> Stated goal
Write out each line exactly as it stands, please.

··· Listed records ···

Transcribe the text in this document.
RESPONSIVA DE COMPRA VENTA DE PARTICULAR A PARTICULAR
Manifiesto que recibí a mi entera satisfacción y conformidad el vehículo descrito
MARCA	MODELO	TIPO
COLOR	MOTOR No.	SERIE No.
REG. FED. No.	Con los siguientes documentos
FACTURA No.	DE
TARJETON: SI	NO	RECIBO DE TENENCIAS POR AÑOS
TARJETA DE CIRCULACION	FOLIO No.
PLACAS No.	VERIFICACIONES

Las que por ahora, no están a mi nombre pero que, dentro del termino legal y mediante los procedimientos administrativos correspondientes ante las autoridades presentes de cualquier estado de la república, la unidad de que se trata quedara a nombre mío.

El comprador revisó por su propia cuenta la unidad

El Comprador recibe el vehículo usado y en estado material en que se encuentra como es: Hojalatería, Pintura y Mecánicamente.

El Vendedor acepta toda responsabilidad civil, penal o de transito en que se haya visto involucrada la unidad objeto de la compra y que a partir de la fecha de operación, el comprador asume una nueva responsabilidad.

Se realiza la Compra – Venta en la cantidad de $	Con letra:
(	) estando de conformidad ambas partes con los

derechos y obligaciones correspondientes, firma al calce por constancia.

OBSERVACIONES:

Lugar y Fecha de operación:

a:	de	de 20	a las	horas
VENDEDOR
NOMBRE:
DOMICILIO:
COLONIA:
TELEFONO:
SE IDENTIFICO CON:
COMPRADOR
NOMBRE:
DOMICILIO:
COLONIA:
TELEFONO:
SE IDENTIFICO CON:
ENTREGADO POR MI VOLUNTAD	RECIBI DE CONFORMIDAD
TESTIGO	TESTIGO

···

> Right answer
Transcribe the text in this document.
RESPONSIVA DE COMPRA VENTA DE PARTICULAR A PARTICULAR
Manifiesto que recibí a mi entera satisfacción y conformidad el vehículo descrito
MARCA	MODELO	TIPO
COLOR	MOTOR No.	SERIE No.
REG. FED. No.	Con los siguientes documentos
FACTURA No.	DE
TARJETON: SI	NO	RECIBO DE TENENCIAS POR AÑOS
TARJETA DE CIRCULACION	FOLIO No.
PLACAS No.	VERIFICACIONES

Las que por ahora, no están a mi nombre pero que, dentro del termino legal y mediante los procedimientos administrativos correspondientes ante las autoridades presentes de cualquier estado de la república, la unidad de que se trata quedara a nombre mío.

El comprador revisó por su propia cuenta la unidad

El Comprador recibe el vehículo usado y en estado material en que se encuentra como es: Hojalatería, Pintura y Mecánicamente.

El Vendedor acepta toda responsabilidad civil, penal o de transito en que se haya visto involucrada la unidad objeto de la compra y que a partir de la fecha de operación, el comprador asume una nueva responsabilidad.

Se realiza la Compra – Venta en la cantidad de $	Con letra:
(	) estando de conformidad ambas partes con los

derechos y obligaciones correspondientes, firma al calce por constancia.

OBSERVACIONES:

Lugar y Fecha de operación:

a:	de	de 20	a las	horas
VENDEDOR
NOMBRE:
DOMICILIO:
COLONIA:
TELEFONO:
SE IDENTIFICO CON:
COMPRADOR
NOMBRE:
DOMICILIO:
COLONIA:
TELEFONO:
SE IDENTIFICO CON:
ENTREGADO POR MI VOLUNTAD	RECIBI DE CONFORMIDAD
TESTIGO	TESTIGO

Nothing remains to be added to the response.